TASK OBJECTIVE: Each record is to be transcribed exactly.

------------------------------------------------------------------------

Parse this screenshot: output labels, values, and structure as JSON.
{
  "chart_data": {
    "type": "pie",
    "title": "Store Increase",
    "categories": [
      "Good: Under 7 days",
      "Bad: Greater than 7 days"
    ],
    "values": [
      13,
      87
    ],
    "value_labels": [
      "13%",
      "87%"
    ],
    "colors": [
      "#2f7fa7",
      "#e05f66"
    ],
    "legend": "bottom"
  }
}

------------------------------------------------------------------------

THE REPLY:
Parse this screenshot: output labels, values, and structure as JSON.
{
  "chart_data": {
    "type": "pie",
    "title": "Store Increase",
    "categories": [
      "Good: Under 7 days",
      "Bad: Greater than 7 days"
    ],
    "values": [
      13,
      87
    ],
    "value_labels": [
      "13%",
      "87%"
    ],
    "colors": [
      "#2f7fa7",
      "#e05f66"
    ],
    "legend": "bottom"
  }
}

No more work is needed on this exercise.